**What to do:** Quote every line below exactly and skip any picture.

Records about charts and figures
= = = = = = =

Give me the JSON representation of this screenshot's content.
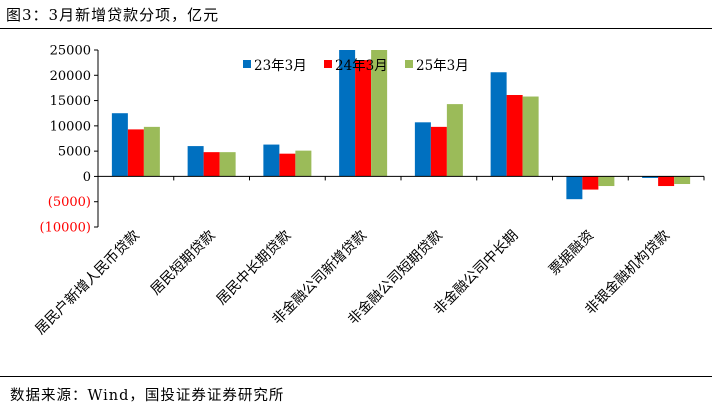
{
  "title": "图3：3月新增贷款分项，亿元",
  "source": "数据来源：Wind，国投证券证券研究所",
  "chart_data": {
    "type": "bar",
    "categories": [
      "居民户新增人民币贷款",
      "居民短期贷款",
      "居民中长期贷款",
      "非金融公司新增贷款",
      "非金融公司短期贷款",
      "非金融公司中长期",
      "票据融资",
      "非银金融机构贷款"
    ],
    "series": [
      {
        "name": "23年3月",
        "color": "#0070C0",
        "values": [
          12500,
          6000,
          6300,
          25000,
          10700,
          20600,
          -4500,
          -300
        ]
      },
      {
        "name": "24年3月",
        "color": "#FF0000",
        "values": [
          9300,
          4800,
          4500,
          23000,
          9800,
          16100,
          -2600,
          -1900
        ]
      },
      {
        "name": "25年3月",
        "color": "#9BBB59",
        "values": [
          9800,
          4800,
          5100,
          25000,
          14300,
          15800,
          -1900,
          -1500
        ]
      }
    ],
    "yticks": [
      "(10000)",
      "(5000)",
      "0",
      "5000",
      "10000",
      "15000",
      "20000",
      "25000"
    ],
    "ytick_values": [
      -10000,
      -5000,
      0,
      5000,
      10000,
      15000,
      20000,
      25000
    ],
    "ylim": [
      -10000,
      25000
    ],
    "negative_tick_color": "#FF0000",
    "legend_position": "top"
  }
}
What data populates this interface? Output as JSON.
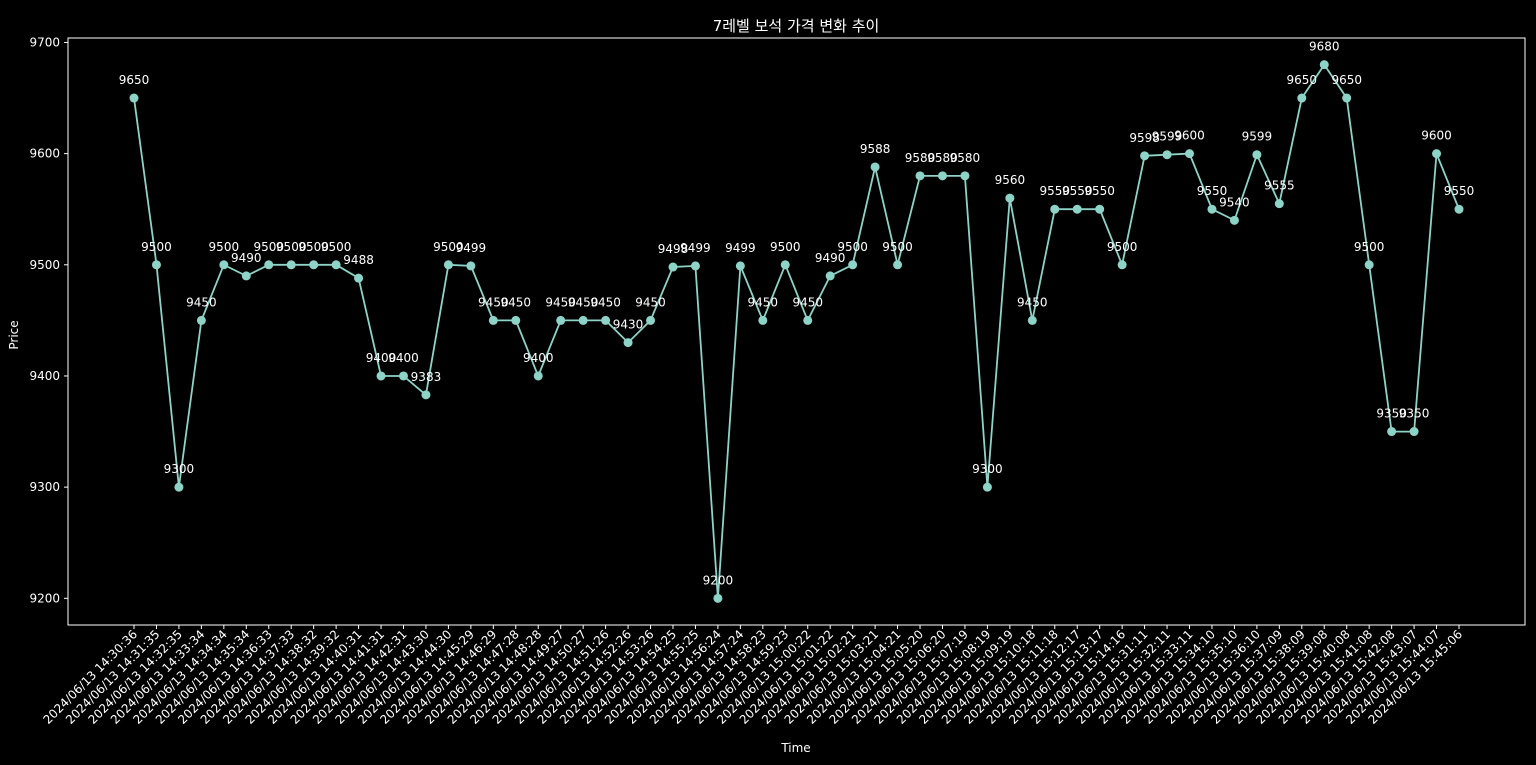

= = = = = = =

**Task output:**
Give me the JSON representation of this screenshot's content.
{
  "title": "图3：3月新增贷款分项，亿元",
  "source": "数据来源：Wind，国投证券证券研究所",
  "chart_data": {
    "type": "bar",
    "categories": [
      "居民户新增人民币贷款",
      "居民短期贷款",
      "居民中长期贷款",
      "非金融公司新增贷款",
      "非金融公司短期贷款",
      "非金融公司中长期",
      "票据融资",
      "非银金融机构贷款"
    ],
    "series": [
      {
        "name": "23年3月",
        "color": "#0070C0",
        "values": [
          12500,
          6000,
          6300,
          25000,
          10700,
          20600,
          -4500,
          -300
        ]
      },
      {
        "name": "24年3月",
        "color": "#FF0000",
        "values": [
          9300,
          4800,
          4500,
          23000,
          9800,
          16100,
          -2600,
          -1900
        ]
      },
      {
        "name": "25年3月",
        "color": "#9BBB59",
        "values": [
          9800,
          4800,
          5100,
          25000,
          14300,
          15800,
          -1900,
          -1500
        ]
      }
    ],
    "yticks": [
      "(10000)",
      "(5000)",
      "0",
      "5000",
      "10000",
      "15000",
      "20000",
      "25000"
    ],
    "ytick_values": [
      -10000,
      -5000,
      0,
      5000,
      10000,
      15000,
      20000,
      25000
    ],
    "ylim": [
      -10000,
      25000
    ],
    "negative_tick_color": "#FF0000",
    "legend_position": "top"
  }
}
What data populates this interface? Output as JSON.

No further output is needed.